Gather up the lines with the word "стадион" in them.

- **Data lines**

§

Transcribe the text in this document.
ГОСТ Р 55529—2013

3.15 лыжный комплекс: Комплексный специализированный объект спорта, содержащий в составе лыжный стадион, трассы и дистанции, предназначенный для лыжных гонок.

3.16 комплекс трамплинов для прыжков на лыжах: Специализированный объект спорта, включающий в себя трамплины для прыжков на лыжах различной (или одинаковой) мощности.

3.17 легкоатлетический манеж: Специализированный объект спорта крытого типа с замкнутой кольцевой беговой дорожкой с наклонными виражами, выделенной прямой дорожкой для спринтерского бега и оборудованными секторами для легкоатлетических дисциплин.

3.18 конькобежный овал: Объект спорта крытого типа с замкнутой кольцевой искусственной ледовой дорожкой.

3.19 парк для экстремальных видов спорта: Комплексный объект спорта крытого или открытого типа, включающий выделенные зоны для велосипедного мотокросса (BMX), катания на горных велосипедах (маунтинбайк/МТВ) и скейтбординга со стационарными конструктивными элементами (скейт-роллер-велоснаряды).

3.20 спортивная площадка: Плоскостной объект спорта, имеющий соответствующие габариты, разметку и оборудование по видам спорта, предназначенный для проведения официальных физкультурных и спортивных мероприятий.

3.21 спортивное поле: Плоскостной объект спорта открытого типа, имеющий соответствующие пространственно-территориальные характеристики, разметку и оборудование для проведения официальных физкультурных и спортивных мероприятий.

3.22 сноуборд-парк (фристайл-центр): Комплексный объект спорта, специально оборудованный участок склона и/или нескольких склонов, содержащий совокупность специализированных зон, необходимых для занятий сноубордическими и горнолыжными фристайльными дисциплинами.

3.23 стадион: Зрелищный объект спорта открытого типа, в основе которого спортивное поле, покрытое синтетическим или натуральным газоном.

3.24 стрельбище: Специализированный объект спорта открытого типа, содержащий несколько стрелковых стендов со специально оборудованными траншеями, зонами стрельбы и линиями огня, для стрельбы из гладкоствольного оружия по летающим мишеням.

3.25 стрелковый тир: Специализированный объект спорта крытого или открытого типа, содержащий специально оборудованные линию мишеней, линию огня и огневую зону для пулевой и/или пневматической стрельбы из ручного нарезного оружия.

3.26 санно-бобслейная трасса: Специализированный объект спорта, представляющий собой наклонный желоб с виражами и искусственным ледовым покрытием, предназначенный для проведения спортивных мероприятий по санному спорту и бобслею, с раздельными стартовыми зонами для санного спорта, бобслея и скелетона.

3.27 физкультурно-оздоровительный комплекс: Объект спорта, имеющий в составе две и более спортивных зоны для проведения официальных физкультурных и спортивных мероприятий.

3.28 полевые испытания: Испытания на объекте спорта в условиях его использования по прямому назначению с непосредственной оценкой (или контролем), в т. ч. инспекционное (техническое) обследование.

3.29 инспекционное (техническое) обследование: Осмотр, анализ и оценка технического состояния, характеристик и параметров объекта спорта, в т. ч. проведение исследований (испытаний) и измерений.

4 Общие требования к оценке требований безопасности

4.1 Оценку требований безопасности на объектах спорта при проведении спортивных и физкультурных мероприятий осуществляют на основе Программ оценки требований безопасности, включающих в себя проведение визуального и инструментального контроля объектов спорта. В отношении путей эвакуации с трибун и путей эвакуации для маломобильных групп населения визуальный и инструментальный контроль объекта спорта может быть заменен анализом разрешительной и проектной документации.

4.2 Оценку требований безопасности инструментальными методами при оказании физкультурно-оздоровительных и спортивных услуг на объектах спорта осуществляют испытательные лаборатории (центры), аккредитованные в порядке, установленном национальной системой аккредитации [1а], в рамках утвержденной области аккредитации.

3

§

- **Written solution**
3.15 лыжный комплекс: Комплексный специализированный объект спорта, содержащий в составе лыжный стадион, трассы и дистанции, предназначенный для лыжных гонок.
3.23 стадион: Зрелищный объект спорта открытого типа, в основе которого спортивное поле, покрытое синтетическим или натуральным газоном.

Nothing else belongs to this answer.